= Exercise requirements =
Only the number is needed: how many lines contain the word "document"?

Data extracted from a collection:
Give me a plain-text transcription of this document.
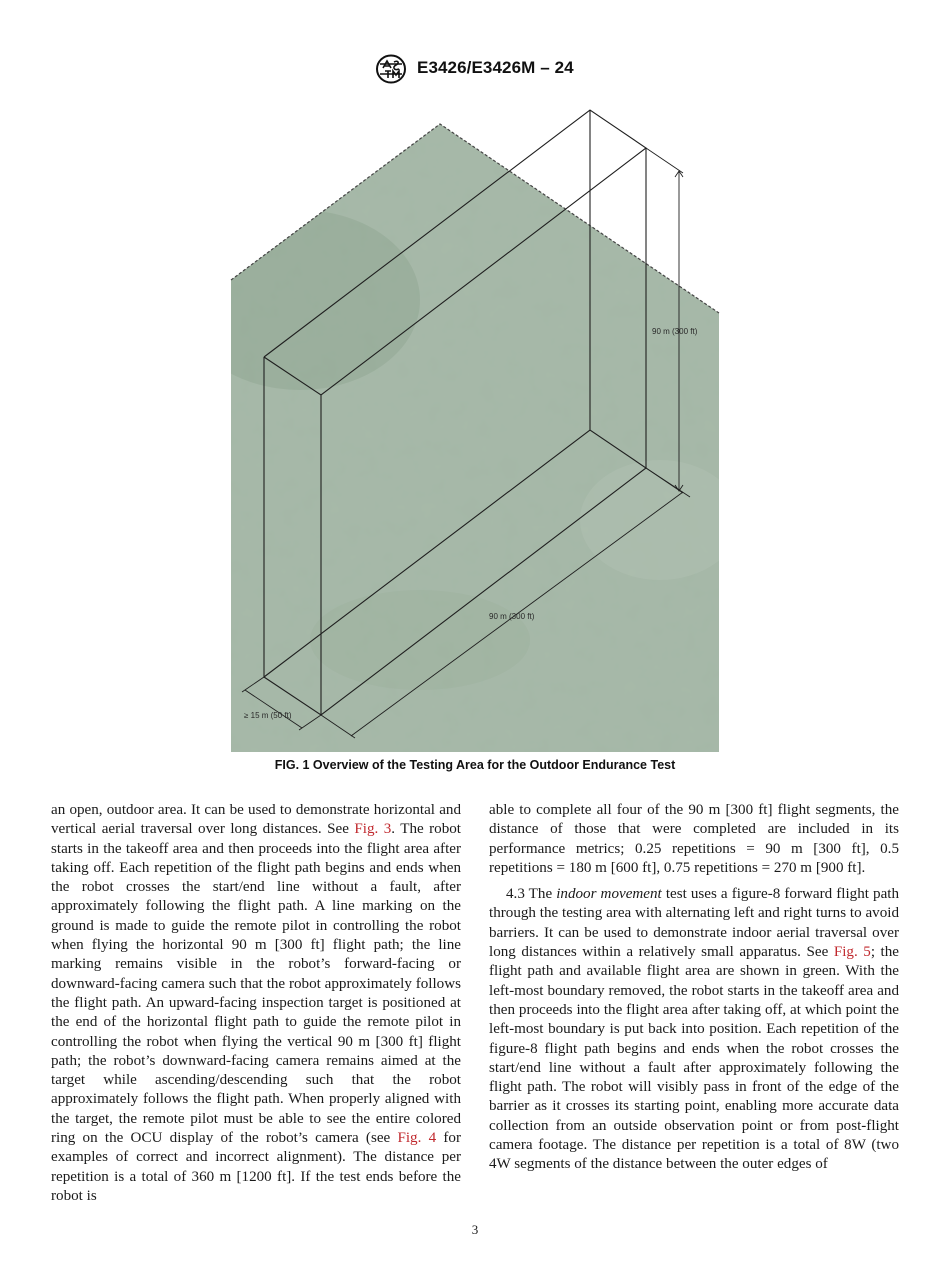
E3426/E3426M – 24
90 m (300 ft)
90 m (300 ft)
≥ 15 m (50 ft)
FIG. 1 Overview of the Testing Area for the Outdoor Endurance Test

an open, outdoor area. It can be used to demonstrate horizontal and vertical aerial traversal over long distances. See Fig. 3. The robot starts in the takeoff area and then proceeds into the flight area after taking off. Each repetition of the flight path begins and ends when the robot crosses the start/end line without a fault, after approximately following the flight path. A line marking on the ground is made to guide the remote pilot in controlling the robot when flying the horizontal 90 m [300 ft] flight path; the line marking remains visible in the robot’s forward-facing or downward-facing camera such that the robot approximately follows the flight path. An upward-facing inspection target is positioned at the end of the horizontal flight path to guide the remote pilot in controlling the robot when flying the vertical 90 m [300 ft] flight path; the robot’s downward-facing camera remains aimed at the target while ascending/descending such that the robot approximately follows the flight path. When properly aligned with the target, the remote pilot must be able to see the entire colored ring on the OCU display of the robot’s camera (see Fig. 4 for examples of correct and incorrect alignment). The distance per repetition is a total of 360 m [1200 ft]. If the test ends before the robot is

able to complete all four of the 90 m [300 ft] flight segments, the distance of those that were completed are included in its performance metrics; 0.25 repetitions = 90 m [300 ft], 0.5 repetitions = 180 m [600 ft], 0.75 repetitions = 270 m [900 ft].

4.3 The indoor movement test uses a figure-8 forward flight path through the testing area with alternating left and right turns to avoid barriers. It can be used to demonstrate indoor aerial traversal over long distances within a relatively small apparatus. See Fig. 5; the flight path and available flight area are shown in green. With the left-most boundary removed, the robot starts in the takeoff area and then proceeds into the flight area after taking off, at which point the left-most boundary is put back into position. Each repetition of the figure-8 flight path begins and ends when the robot crosses the start/end line without a fault after approximately following the flight path. The robot will visibly pass in front of the edge of the barrier as it crosses its starting point, enabling more accurate data collection from an outside observation point or from post-flight camera footage. The distance per repetition is a total of 8W (two 4W segments of the distance between the outer edges of

3
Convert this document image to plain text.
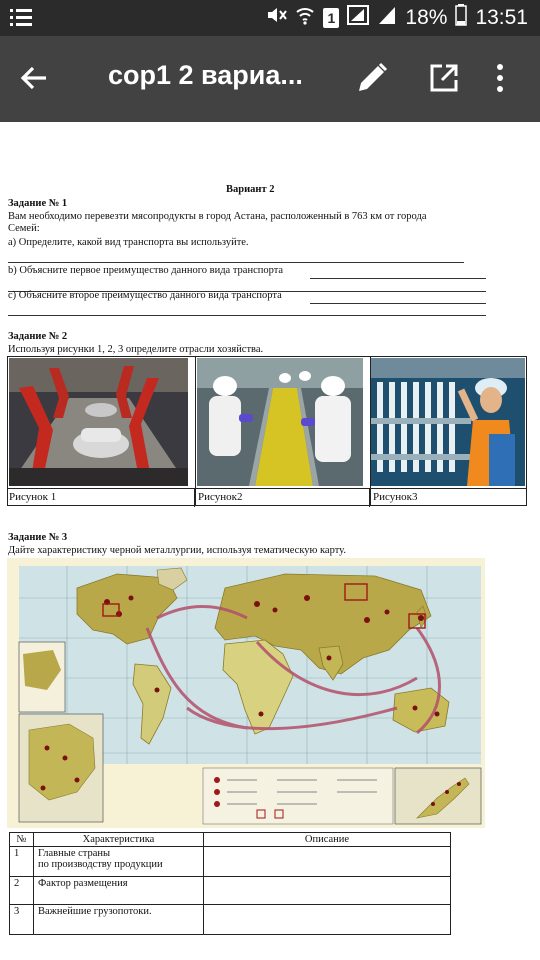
1	18% 13:51
сор1 2 вариа...
Вариант 2
Задание № 1
Вам необходимо перевезти мясопродукты в город Астана, расположенный в 763 км от города
Семей:
а) Определите, какой вид транспорта вы используйте.
b) Объясните первое преимущество данного вида транспорта
с) Объясните второе преимущество данного вида транспорта
Задание № 2
Используя рисунки 1, 2, 3 определите отрасли хозяйства.
Рисунок 1	Рисунок2	Рисунок3
Задание № 3
Дайте характеристику черной металлургии, используя тематическую карту.
№	Характеристика	Описание
1	Главные страны
по производству продукции	

2	Фактор размещения	
3	Важнейшие грузопотоки.	
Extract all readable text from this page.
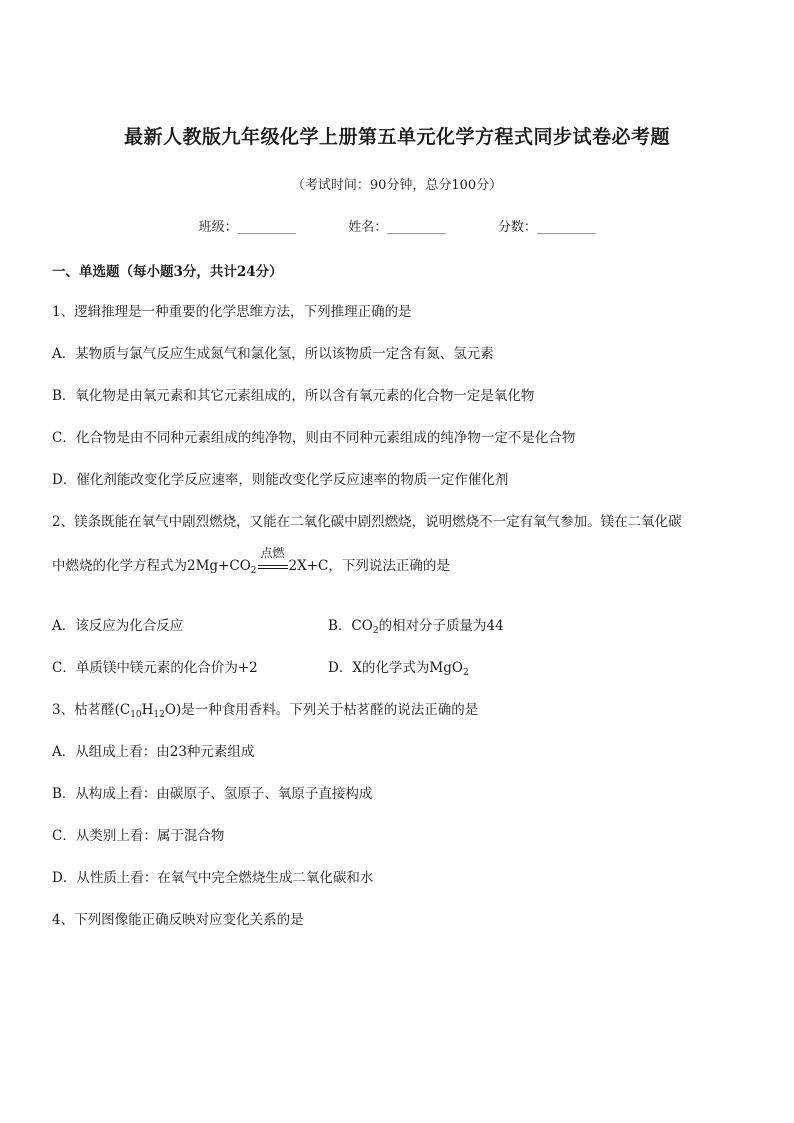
最新人教版九年级化学上册第五单元化学方程式同步试卷必考题
（考试时间：90分钟，总分100分）
班级：_________	姓名：_________	分数：_________
一、单选题（每小题3分，共计24分）
1、逻辑推理是一种重要的化学思维方法，下列推理正确的是
A．某物质与氯气反应生成氮气和氯化氢，所以该物质一定含有氮、氢元素
B．氧化物是由氧元素和其它元素组成的，所以含有氧元素的化合物一定是氧化物
C．化合物是由不同种元素组成的纯净物，则由不同种元素组成的纯净物一定不是化合物
D．催化剂能改变化学反应速率，则能改变化学反应速率的物质一定作催化剂
2、镁条既能在氧气中剧烈燃烧，又能在二氧化碳中剧烈燃烧，说明燃烧不一定有氧气参加。镁在二氧化碳
中燃烧的化学方程式为$2Mg+CO_2$
点燃
2X+C，下列说法正确的是
A．该反应为化合反应	B．$CO_2$的相对分子质量为44
C．单质镁中镁元素的化合价为+2	D．X的化学式为MgO$_2$
3、枯茗醛$(C_{10}H_{12}O)$是一种食用香料。下列关于枯茗醛的说法正确的是
A．从组成上看：由23种元素组成
B．从构成上看：由碳原子、氢原子、氧原子直接构成
C．从类别上看：属于混合物
D．从性质上看：在氧气中完全燃烧生成二氧化碳和水
4、下列图像能正确反映对应变化关系的是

= Answer to the exercise =
2